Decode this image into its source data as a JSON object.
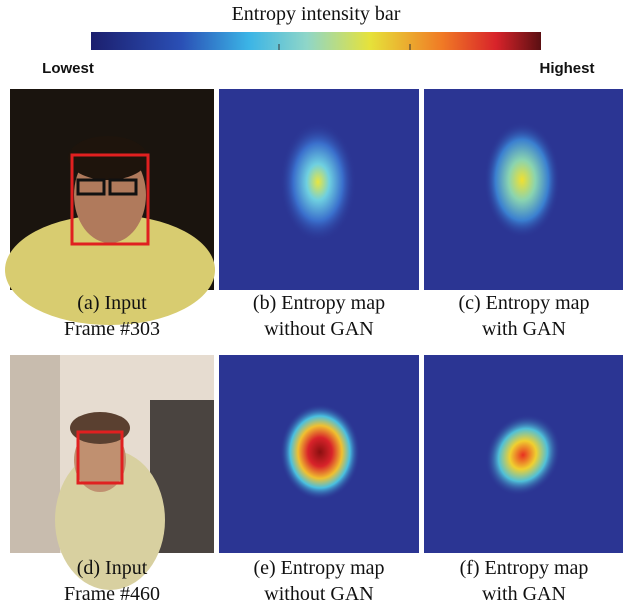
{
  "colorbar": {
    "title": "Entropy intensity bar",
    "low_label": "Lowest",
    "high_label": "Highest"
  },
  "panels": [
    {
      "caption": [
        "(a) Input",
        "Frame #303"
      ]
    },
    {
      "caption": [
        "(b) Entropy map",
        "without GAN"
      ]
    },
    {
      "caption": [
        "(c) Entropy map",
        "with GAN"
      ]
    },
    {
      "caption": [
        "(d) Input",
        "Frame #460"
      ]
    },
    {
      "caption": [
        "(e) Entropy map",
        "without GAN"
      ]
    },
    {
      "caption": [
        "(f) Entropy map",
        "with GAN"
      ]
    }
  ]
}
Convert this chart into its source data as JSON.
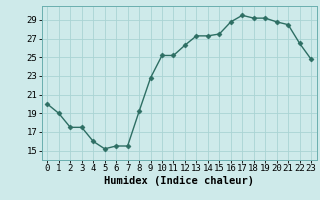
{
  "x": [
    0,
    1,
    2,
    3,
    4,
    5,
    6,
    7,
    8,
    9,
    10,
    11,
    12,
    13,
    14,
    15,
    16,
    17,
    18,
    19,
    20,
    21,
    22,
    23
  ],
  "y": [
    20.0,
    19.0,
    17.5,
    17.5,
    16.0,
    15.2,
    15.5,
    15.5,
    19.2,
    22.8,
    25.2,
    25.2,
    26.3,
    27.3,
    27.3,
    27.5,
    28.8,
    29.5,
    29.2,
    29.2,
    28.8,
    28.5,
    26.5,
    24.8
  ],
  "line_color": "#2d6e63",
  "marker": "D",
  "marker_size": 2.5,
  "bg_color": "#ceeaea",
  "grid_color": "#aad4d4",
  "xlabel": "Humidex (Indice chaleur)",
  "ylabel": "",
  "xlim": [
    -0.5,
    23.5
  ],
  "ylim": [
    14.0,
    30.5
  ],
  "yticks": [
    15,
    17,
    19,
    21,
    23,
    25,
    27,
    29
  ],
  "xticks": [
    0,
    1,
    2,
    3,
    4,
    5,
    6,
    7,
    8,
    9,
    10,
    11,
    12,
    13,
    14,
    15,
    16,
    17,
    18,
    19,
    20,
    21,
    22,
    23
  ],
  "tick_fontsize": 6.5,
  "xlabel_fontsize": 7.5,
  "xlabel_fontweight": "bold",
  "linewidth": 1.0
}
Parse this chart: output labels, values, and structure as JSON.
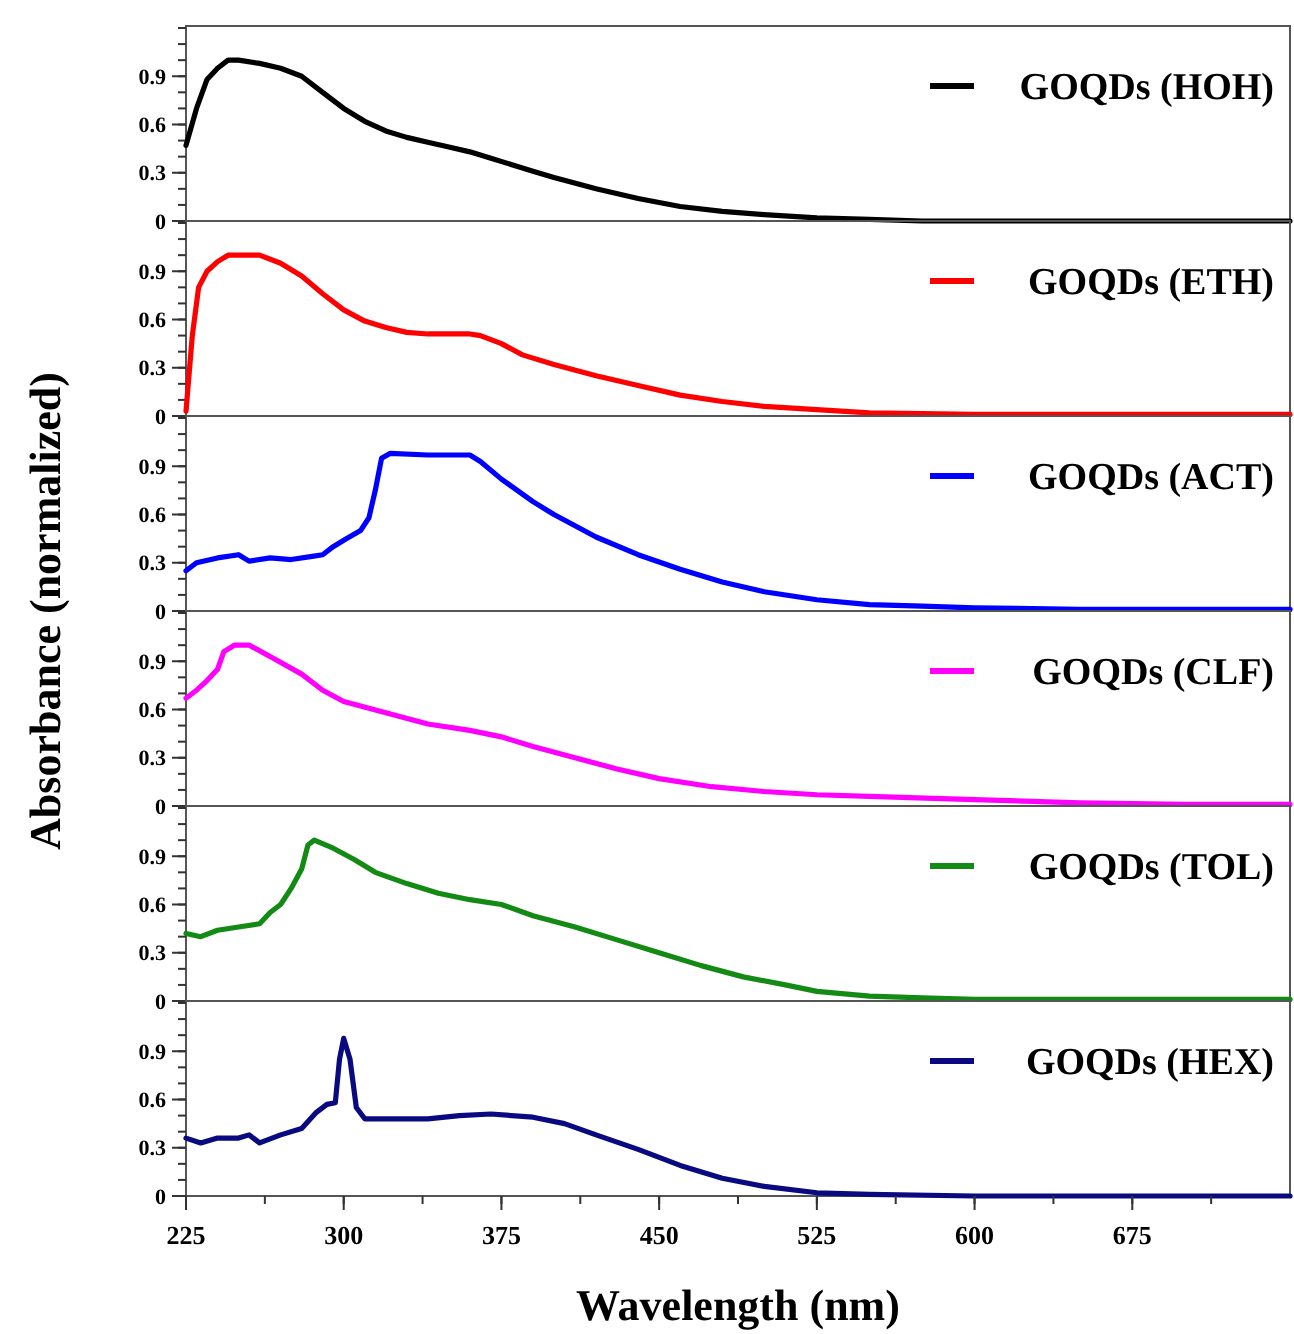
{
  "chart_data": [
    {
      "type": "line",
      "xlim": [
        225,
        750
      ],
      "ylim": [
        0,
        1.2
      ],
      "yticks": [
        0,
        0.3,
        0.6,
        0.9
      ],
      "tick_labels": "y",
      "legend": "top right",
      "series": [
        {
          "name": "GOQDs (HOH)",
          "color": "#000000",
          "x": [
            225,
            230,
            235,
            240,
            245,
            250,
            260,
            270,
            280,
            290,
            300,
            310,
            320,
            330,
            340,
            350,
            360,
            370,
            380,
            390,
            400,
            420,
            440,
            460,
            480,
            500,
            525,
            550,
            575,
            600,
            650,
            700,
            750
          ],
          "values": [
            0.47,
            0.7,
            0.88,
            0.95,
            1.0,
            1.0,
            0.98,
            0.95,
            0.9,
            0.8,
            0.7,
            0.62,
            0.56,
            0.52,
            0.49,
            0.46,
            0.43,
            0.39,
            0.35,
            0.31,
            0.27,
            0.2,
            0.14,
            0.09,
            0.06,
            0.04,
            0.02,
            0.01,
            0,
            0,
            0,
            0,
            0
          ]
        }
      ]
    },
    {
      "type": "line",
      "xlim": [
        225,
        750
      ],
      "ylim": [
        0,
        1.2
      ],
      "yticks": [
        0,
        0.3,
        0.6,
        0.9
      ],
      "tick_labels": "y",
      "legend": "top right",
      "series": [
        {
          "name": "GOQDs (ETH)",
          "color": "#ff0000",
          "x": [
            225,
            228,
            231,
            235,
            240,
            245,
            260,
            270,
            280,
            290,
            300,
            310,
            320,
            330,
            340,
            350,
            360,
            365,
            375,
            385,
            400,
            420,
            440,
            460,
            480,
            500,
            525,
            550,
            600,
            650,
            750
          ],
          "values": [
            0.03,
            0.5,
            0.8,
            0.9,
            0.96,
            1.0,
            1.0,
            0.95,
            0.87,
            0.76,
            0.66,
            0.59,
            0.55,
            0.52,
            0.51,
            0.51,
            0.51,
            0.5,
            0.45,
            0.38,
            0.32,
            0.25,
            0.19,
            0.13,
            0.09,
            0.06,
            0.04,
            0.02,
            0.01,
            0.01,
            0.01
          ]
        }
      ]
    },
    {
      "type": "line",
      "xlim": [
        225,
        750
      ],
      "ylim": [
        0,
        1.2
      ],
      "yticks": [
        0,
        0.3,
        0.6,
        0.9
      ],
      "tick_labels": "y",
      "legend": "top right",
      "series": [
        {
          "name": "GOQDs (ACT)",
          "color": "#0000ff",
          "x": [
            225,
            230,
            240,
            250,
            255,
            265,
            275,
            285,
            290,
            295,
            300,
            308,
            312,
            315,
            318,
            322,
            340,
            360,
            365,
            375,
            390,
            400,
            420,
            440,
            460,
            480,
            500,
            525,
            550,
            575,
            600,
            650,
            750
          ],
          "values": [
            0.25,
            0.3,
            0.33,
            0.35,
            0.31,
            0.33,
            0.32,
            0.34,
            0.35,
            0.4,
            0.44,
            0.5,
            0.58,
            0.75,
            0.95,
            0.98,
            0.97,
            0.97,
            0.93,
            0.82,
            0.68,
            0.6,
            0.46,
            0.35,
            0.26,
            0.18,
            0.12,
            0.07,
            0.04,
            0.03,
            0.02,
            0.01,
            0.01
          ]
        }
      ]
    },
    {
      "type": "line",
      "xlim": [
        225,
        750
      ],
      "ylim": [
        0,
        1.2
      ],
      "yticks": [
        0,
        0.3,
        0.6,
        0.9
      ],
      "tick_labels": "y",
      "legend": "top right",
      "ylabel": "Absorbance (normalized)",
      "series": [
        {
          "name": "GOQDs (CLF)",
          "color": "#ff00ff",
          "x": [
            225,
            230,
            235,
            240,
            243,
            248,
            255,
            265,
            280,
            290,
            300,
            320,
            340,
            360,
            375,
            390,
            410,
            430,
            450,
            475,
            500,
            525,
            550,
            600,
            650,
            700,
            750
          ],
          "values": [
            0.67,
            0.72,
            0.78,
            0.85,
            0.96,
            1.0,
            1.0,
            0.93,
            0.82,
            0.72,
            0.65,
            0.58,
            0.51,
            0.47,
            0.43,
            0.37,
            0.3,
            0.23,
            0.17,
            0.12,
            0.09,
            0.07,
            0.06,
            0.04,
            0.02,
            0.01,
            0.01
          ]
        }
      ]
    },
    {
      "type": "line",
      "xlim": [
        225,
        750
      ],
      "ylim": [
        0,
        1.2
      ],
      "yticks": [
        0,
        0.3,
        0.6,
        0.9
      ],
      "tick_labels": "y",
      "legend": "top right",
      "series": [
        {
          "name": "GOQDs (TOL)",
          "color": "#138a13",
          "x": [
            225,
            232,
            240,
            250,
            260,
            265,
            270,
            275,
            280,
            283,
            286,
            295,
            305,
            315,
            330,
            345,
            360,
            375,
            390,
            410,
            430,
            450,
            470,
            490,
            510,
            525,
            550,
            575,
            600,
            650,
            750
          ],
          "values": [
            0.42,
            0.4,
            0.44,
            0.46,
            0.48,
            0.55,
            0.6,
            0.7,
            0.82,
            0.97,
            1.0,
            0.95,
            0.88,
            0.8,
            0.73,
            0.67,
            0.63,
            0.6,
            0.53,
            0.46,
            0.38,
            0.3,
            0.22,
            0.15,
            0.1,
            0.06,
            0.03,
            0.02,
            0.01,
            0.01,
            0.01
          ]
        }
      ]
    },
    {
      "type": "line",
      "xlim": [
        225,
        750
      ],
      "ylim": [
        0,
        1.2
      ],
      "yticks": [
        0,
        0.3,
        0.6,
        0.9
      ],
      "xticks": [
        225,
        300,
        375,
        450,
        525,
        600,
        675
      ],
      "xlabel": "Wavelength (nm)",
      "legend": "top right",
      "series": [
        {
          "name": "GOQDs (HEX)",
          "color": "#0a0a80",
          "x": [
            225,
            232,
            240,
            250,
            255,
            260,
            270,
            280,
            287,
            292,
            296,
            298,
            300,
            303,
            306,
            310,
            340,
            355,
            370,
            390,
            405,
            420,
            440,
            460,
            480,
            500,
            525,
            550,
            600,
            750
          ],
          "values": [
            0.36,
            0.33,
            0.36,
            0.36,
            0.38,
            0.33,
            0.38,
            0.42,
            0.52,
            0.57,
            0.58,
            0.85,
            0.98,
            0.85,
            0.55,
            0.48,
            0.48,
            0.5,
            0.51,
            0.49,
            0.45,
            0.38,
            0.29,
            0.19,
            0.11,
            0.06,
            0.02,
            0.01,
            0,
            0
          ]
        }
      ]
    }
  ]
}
------------------------------------------------------------------------
* Instructions to follow: Which lines of the data above contain "into"? Copy each one.

* Answer to the problem:
Decode this image into its source data as a JSON object.
Convert this chart into its source data as JSON.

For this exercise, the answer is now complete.